◆ **DATA LINES**
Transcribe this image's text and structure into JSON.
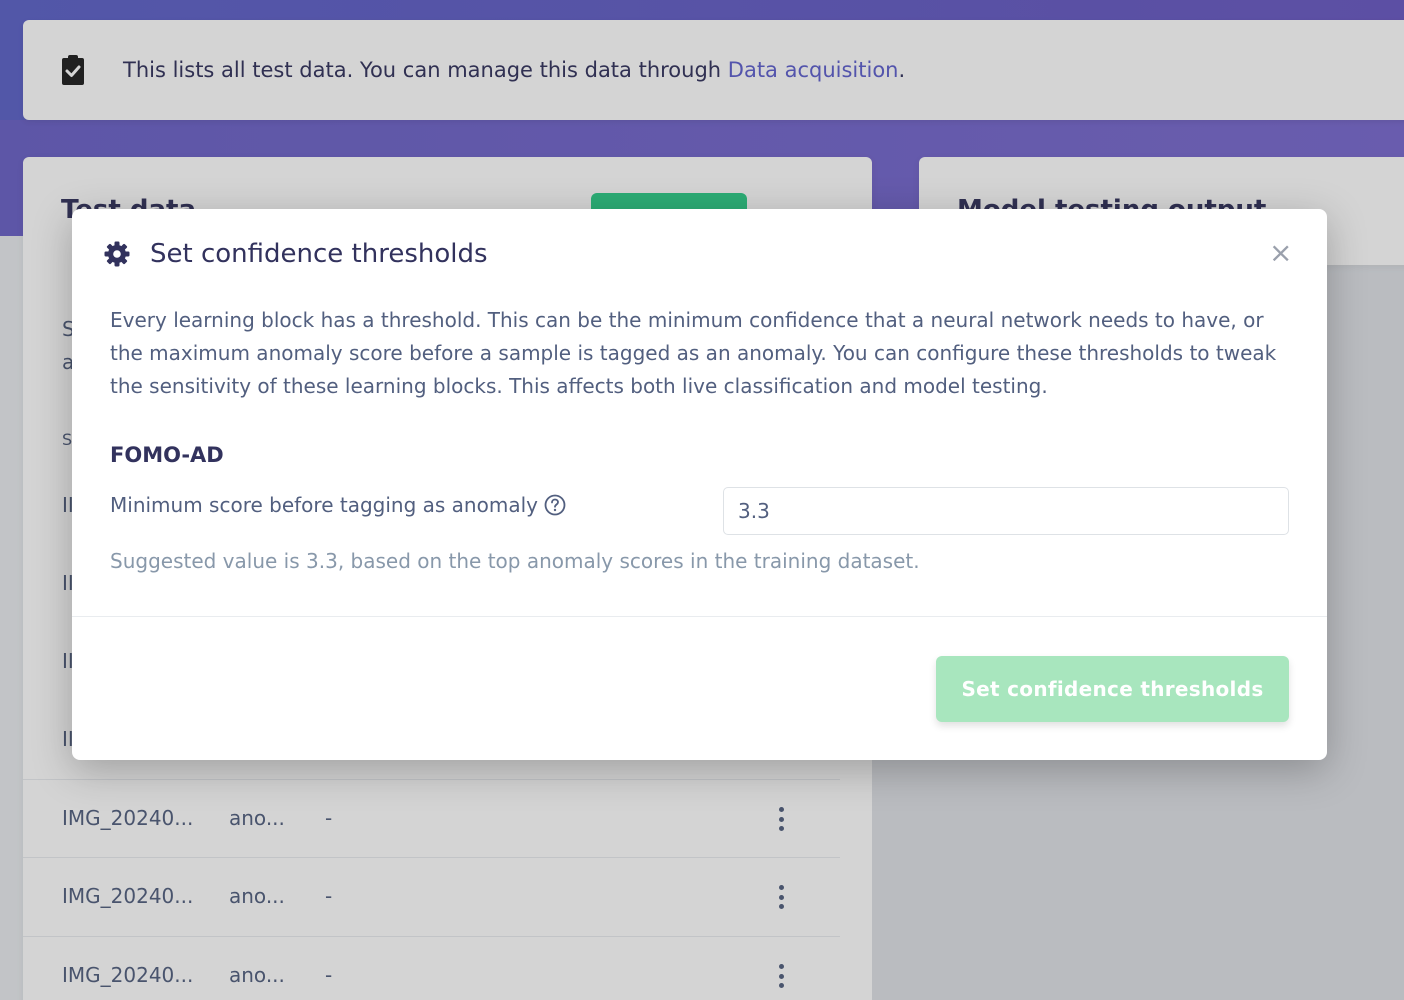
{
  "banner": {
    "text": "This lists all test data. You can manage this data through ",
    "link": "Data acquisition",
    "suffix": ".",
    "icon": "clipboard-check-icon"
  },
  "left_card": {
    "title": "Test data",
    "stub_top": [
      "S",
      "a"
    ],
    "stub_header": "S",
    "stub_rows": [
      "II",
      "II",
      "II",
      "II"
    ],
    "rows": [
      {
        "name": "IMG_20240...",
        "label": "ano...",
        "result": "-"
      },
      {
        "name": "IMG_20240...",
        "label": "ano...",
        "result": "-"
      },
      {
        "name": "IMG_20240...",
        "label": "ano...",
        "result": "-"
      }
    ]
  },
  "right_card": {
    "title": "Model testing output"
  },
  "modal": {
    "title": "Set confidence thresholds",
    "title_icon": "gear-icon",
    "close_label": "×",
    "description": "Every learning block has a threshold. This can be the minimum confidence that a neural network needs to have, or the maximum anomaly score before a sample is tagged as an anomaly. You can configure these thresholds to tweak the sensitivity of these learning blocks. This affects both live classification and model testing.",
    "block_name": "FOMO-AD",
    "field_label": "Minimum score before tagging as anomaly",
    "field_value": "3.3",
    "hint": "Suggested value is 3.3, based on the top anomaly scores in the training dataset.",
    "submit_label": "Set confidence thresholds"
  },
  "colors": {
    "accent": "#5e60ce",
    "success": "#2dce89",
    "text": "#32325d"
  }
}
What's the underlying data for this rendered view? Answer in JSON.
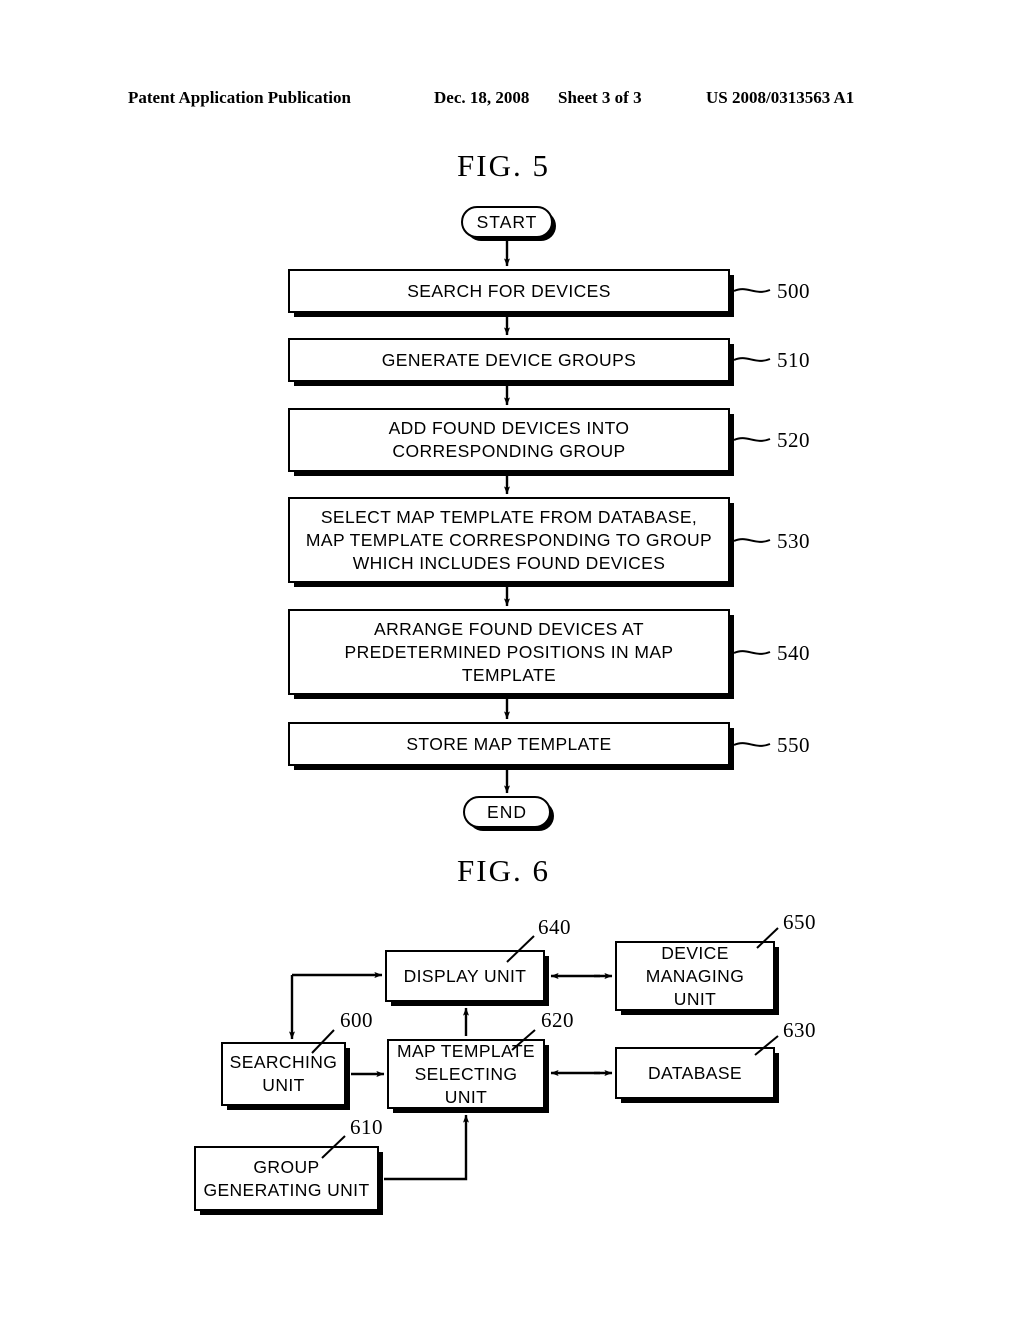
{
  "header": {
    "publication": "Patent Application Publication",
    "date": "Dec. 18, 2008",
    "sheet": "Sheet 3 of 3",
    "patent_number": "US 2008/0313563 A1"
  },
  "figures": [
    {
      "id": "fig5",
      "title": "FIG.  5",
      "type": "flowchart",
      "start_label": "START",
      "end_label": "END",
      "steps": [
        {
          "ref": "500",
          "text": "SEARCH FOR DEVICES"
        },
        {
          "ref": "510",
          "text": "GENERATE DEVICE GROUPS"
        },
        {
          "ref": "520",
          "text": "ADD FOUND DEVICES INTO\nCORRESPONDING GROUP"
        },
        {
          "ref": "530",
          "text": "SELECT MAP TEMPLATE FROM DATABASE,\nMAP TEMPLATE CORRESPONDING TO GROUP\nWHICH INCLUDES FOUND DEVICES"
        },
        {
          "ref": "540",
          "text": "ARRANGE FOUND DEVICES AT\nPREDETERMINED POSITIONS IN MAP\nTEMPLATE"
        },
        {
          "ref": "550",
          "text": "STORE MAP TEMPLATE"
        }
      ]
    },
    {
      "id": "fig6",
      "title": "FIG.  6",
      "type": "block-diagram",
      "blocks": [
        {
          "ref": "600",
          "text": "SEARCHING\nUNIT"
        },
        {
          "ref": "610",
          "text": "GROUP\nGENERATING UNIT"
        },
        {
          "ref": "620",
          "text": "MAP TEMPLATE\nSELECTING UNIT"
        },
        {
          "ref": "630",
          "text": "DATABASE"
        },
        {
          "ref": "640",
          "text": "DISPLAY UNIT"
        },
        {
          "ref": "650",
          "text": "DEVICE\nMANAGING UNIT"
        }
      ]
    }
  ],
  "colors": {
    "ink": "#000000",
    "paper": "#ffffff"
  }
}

◆ **EXERCISE DIRECTIONS**
Of the lines in the data above, how many contain the word "before"? Give only that figure.

◆ **FULL ANSWER**
2